Task instructions »
Give every line of the material again, exactly as written.

Data rows »

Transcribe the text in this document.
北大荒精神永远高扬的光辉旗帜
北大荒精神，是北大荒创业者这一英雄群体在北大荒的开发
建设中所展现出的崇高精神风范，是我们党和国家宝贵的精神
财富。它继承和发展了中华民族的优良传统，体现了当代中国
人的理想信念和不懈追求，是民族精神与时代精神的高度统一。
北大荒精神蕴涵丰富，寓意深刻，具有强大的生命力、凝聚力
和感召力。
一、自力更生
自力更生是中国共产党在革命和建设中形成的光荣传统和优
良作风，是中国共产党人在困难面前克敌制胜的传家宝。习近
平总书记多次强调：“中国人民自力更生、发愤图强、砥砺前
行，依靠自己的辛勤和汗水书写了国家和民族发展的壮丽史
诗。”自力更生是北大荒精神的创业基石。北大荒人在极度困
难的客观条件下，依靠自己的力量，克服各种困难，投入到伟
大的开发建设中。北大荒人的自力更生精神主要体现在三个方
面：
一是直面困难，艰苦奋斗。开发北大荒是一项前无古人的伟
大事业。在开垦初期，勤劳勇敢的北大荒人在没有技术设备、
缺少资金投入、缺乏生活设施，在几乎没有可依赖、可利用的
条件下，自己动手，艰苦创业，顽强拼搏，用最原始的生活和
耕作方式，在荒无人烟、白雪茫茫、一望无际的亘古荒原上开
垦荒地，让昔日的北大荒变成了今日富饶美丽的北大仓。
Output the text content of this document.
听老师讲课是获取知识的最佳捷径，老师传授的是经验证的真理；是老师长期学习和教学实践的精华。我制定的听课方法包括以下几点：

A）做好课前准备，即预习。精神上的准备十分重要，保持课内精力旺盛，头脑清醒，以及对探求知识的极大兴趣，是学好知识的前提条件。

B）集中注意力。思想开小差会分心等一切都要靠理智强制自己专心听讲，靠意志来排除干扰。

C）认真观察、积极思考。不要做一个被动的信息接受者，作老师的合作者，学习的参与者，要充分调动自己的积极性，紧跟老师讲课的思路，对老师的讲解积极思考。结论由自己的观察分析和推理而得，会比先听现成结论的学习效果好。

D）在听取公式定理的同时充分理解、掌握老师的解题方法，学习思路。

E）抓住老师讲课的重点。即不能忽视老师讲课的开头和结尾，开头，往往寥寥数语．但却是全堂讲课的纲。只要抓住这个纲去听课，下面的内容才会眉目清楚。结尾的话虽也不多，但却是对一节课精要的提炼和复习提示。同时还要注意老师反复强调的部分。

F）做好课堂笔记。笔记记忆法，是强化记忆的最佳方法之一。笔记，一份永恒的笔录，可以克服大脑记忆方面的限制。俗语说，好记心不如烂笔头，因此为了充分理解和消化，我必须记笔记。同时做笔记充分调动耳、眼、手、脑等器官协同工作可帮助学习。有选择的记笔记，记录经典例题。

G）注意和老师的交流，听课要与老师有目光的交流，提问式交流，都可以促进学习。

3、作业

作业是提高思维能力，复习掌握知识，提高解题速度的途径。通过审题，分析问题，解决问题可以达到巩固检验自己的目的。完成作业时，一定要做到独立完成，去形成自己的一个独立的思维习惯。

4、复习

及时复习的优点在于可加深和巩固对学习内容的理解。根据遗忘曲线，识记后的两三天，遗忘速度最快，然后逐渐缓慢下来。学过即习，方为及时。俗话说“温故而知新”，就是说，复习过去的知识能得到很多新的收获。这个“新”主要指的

The completed task »
Transcribe the text in this document.
北大荒精神永远高扬的光辉旗帜
北大荒精神，是北大荒创业者这一英雄群体在北大荒的开发
建设中所展现出的崇高精神风范，是我们党和国家宝贵的精神
财富。它继承和发展了中华民族的优良传统，体现了当代中国
人的理想信念和不懈追求，是民族精神与时代精神的高度统一。
北大荒精神蕴涵丰富，寓意深刻，具有强大的生命力、凝聚力
和感召力。
一、自力更生
自力更生是中国共产党在革命和建设中形成的光荣传统和优
良作风，是中国共产党人在困难面前克敌制胜的传家宝。习近
平总书记多次强调：“中国人民自力更生、发愤图强、砥砺前
行，依靠自己的辛勤和汗水书写了国家和民族发展的壮丽史
诗。”自力更生是北大荒精神的创业基石。北大荒人在极度困
难的客观条件下，依靠自己的力量，克服各种困难，投入到伟
大的开发建设中。北大荒人的自力更生精神主要体现在三个方
面：
一是直面困难，艰苦奋斗。开发北大荒是一项前无古人的伟
大事业。在开垦初期，勤劳勇敢的北大荒人在没有技术设备、
缺少资金投入、缺乏生活设施，在几乎没有可依赖、可利用的
条件下，自己动手，艰苦创业，顽强拼搏，用最原始的生活和
耕作方式，在荒无人烟、白雪茫茫、一望无际的亘古荒原上开
垦荒地，让昔日的北大荒变成了今日富饶美丽的北大仓。
Output the text content of this document.
听老师讲课是获取知识的最佳捷径，老师传授的是经验证的真理；是老师长期学习和教学实践的精华。我制定的听课方法包括以下几点：

A）做好课前准备，即预习。精神上的准备十分重要，保持课内精力旺盛，头脑清醒，以及对探求知识的极大兴趣，是学好知识的前提条件。

B）集中注意力。思想开小差会分心等一切都要靠理智强制自己专心听讲，靠意志来排除干扰。

C）认真观察、积极思考。不要做一个被动的信息接受者，作老师的合作者，学习的参与者，要充分调动自己的积极性，紧跟老师讲课的思路，对老师的讲解积极思考。结论由自己的观察分析和推理而得，会比先听现成结论的学习效果好。

D）在听取公式定理的同时充分理解、掌握老师的解题方法，学习思路。

E）抓住老师讲课的重点。即不能忽视老师讲课的开头和结尾，开头，往往寥寥数语．但却是全堂讲课的纲。只要抓住这个纲去听课，下面的内容才会眉目清楚。结尾的话虽也不多，但却是对一节课精要的提炼和复习提示。同时还要注意老师反复强调的部分。

F）做好课堂笔记。笔记记忆法，是强化记忆的最佳方法之一。笔记，一份永恒的笔录，可以克服大脑记忆方面的限制。俗语说，好记心不如烂笔头，因此为了充分理解和消化，我必须记笔记。同时做笔记充分调动耳、眼、手、脑等器官协同工作可帮助学习。有选择的记笔记，记录经典例题。

G）注意和老师的交流，听课要与老师有目光的交流，提问式交流，都可以促进学习。

3、作业

作业是提高思维能力，复习掌握知识，提高解题速度的途径。通过审题，分析问题，解决问题可以达到巩固检验自己的目的。完成作业时，一定要做到独立完成，去形成自己的一个独立的思维习惯。

4、复习

及时复习的优点在于可加深和巩固对学习内容的理解。根据遗忘曲线，识记后的两三天，遗忘速度最快，然后逐渐缓慢下来。学过即习，方为及时。俗话说“温故而知新”，就是说，复习过去的知识能得到很多新的收获。这个“新”主要指的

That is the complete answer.